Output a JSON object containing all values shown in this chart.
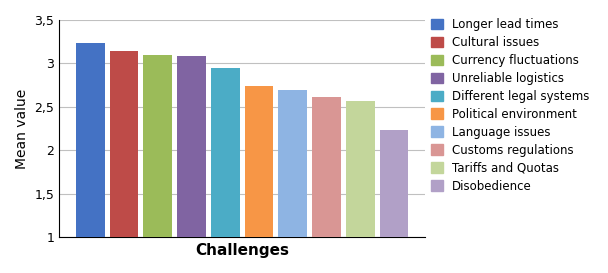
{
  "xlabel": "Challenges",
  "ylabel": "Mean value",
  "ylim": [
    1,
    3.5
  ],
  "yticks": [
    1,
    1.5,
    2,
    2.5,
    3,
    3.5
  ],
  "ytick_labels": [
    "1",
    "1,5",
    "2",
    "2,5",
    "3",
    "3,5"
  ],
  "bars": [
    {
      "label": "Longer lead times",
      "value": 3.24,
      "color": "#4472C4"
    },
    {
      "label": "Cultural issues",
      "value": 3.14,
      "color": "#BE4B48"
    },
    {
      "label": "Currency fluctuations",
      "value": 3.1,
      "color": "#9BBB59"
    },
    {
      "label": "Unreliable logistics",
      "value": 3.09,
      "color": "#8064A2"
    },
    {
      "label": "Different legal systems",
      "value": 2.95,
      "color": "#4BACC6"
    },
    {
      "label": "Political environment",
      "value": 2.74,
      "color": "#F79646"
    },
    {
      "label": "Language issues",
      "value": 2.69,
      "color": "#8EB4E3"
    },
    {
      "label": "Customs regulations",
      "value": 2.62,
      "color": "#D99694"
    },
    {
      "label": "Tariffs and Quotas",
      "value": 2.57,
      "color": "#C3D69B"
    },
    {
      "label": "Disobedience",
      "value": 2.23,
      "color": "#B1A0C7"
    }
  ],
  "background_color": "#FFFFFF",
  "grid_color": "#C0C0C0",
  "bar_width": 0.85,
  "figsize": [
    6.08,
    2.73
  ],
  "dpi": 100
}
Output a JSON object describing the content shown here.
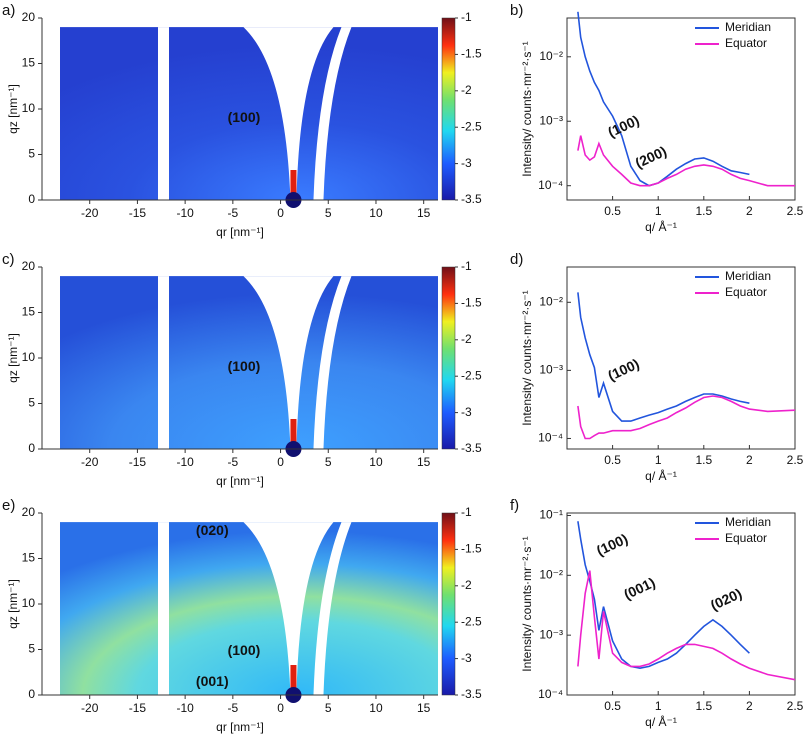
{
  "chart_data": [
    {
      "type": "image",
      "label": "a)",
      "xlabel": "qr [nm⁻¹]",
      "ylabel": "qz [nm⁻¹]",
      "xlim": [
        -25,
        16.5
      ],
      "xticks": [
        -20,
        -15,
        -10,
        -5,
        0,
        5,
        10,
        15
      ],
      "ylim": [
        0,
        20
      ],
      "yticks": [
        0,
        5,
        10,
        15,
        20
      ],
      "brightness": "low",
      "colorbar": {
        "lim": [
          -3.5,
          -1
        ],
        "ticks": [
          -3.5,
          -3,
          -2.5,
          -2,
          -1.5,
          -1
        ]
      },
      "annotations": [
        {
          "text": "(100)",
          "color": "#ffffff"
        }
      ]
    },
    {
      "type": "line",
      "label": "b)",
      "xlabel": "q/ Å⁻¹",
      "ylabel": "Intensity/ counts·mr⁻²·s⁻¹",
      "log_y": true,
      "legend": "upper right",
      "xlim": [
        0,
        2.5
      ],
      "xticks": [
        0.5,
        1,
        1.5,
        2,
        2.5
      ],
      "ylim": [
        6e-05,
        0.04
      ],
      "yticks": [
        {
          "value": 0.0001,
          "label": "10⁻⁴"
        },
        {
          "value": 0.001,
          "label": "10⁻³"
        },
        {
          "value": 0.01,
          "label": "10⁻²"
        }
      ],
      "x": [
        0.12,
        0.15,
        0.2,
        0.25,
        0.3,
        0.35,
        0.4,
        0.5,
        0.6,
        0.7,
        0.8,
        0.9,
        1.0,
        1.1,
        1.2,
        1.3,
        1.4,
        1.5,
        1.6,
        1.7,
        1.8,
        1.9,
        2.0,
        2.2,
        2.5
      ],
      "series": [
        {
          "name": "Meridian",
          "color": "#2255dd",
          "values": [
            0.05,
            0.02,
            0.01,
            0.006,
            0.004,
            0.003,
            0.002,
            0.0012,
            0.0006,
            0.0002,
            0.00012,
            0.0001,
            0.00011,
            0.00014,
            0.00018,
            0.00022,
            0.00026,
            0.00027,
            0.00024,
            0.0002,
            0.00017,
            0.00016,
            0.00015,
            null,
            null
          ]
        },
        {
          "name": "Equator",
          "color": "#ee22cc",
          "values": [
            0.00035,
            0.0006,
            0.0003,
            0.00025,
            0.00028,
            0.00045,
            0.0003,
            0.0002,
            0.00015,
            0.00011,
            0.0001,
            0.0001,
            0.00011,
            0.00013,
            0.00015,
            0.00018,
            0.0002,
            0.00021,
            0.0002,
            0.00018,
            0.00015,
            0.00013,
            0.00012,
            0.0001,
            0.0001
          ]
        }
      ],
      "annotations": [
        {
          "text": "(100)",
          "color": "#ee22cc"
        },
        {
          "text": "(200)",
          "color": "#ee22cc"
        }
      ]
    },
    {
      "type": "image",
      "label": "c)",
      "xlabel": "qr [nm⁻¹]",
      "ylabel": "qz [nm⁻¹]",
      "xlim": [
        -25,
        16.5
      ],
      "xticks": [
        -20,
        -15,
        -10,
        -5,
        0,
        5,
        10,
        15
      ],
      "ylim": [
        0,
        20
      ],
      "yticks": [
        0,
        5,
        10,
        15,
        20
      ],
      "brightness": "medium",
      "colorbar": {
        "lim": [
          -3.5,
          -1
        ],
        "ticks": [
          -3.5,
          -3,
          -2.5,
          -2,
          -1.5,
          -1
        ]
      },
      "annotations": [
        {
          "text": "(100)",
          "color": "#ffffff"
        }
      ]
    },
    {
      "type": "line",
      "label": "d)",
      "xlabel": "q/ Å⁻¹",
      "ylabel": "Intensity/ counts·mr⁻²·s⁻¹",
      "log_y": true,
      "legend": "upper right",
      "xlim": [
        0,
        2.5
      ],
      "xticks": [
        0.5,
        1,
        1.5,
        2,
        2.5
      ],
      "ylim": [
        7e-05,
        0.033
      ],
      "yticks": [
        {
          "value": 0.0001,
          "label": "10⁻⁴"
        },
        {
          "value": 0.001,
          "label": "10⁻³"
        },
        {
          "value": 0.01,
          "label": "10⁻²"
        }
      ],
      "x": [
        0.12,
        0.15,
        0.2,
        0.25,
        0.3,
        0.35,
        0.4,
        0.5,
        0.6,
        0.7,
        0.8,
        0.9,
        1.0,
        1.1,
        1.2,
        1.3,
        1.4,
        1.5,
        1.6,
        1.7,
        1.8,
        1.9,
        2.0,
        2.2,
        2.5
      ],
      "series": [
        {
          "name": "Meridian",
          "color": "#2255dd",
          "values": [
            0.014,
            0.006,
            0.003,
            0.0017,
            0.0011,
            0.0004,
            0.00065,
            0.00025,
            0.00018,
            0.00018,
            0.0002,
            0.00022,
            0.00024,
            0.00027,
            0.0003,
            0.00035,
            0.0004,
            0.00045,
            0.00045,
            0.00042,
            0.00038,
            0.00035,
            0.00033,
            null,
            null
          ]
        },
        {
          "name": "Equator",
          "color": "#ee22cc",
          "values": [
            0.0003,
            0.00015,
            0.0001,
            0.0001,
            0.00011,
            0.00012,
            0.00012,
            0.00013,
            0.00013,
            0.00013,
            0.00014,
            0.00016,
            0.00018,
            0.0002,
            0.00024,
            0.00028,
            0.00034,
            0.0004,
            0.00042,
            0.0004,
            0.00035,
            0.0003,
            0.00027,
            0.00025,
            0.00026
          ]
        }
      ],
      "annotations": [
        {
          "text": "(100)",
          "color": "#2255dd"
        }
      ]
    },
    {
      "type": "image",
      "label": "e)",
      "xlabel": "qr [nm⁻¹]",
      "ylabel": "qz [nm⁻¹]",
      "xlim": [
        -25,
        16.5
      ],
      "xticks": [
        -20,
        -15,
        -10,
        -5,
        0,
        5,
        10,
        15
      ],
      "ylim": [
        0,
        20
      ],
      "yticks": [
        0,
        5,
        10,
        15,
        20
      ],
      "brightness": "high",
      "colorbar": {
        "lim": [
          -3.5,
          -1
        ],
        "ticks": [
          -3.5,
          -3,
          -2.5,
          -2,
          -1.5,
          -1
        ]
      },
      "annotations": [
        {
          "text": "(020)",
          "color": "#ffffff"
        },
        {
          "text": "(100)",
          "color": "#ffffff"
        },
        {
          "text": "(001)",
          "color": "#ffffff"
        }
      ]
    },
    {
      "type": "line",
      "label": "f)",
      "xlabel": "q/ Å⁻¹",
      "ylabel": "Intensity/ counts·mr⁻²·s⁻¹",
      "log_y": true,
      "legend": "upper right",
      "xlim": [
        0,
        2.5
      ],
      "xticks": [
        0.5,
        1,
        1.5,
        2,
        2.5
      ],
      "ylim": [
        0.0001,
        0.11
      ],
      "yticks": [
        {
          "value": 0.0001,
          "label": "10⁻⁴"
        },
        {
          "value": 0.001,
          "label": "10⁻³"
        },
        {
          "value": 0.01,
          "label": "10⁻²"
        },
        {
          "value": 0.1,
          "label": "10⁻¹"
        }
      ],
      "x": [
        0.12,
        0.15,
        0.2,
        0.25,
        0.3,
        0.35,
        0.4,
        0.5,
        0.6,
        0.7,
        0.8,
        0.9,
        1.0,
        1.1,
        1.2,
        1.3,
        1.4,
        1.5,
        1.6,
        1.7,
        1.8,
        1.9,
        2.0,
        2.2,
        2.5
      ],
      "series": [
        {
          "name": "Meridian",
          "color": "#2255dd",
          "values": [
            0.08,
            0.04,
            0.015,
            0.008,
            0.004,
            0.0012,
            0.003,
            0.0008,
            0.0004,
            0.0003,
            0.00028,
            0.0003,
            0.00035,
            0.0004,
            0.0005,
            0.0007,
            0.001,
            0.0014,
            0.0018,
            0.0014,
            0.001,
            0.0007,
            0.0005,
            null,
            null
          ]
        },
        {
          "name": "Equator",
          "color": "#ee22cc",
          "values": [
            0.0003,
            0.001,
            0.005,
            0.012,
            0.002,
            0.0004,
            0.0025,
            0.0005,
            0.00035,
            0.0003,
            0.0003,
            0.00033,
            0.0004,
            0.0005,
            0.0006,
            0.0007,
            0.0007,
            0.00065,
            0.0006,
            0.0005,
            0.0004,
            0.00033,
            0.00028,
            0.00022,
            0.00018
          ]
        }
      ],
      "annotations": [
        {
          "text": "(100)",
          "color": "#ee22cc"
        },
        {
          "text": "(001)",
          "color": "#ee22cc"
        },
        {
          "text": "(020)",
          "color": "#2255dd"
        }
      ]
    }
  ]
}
* * *
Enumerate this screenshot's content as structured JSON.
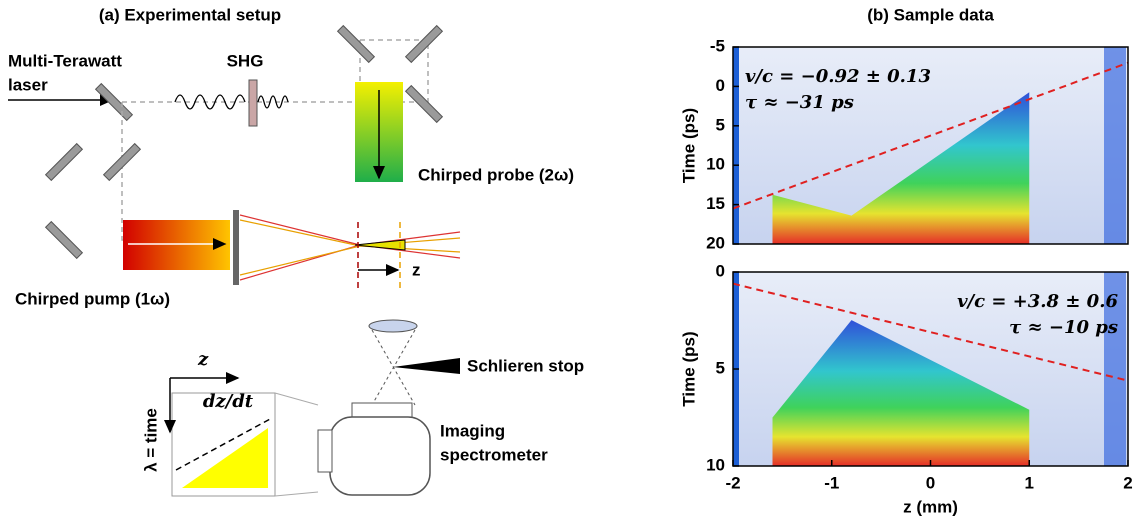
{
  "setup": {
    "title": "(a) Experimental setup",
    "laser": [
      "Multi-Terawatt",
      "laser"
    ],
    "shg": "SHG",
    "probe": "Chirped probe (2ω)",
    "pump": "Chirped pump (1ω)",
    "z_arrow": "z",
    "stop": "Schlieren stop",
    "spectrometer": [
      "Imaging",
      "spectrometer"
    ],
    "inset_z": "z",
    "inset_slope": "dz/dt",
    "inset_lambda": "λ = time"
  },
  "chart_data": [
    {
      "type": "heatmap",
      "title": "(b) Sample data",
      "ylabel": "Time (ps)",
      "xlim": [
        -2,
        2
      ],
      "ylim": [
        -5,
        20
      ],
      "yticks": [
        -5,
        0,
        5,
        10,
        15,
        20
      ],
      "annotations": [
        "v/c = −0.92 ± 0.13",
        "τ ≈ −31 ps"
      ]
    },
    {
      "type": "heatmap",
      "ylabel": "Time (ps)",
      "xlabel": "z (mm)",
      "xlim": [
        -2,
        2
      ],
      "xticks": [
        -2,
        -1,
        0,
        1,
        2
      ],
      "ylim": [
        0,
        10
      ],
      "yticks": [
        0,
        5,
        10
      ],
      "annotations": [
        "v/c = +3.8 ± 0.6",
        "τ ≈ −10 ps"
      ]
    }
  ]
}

### SHORT PROBLEM
Scan the records for the string "brightness". Copy each line in which it appears.

### EXERCISE ANSWER
      "brightness": "low",
      "brightness": "medium",
      "brightness": "high",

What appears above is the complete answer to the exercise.